■ Stored data entries
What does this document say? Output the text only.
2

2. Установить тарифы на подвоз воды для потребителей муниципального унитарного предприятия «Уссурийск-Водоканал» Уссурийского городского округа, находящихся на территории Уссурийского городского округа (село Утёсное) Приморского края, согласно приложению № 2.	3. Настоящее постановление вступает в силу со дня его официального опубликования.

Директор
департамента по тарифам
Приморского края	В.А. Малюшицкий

■ STATED TASK
All of the entries must be written out exactly as they stand.

■ REPLY
What does this document say? Output the text only.
2

2. Установить тарифы на подвоз воды для потребителей муниципального унитарного предприятия «Уссурийск-Водоканал» Уссурийского городского округа, находящихся на территории Уссурийского городского округа (село Утёсное) Приморского края, согласно приложению № 2.	3. Настоящее постановление вступает в силу со дня его официального опубликования.

Директор
департамента по тарифам
Приморского края	В.А. Малюшицкий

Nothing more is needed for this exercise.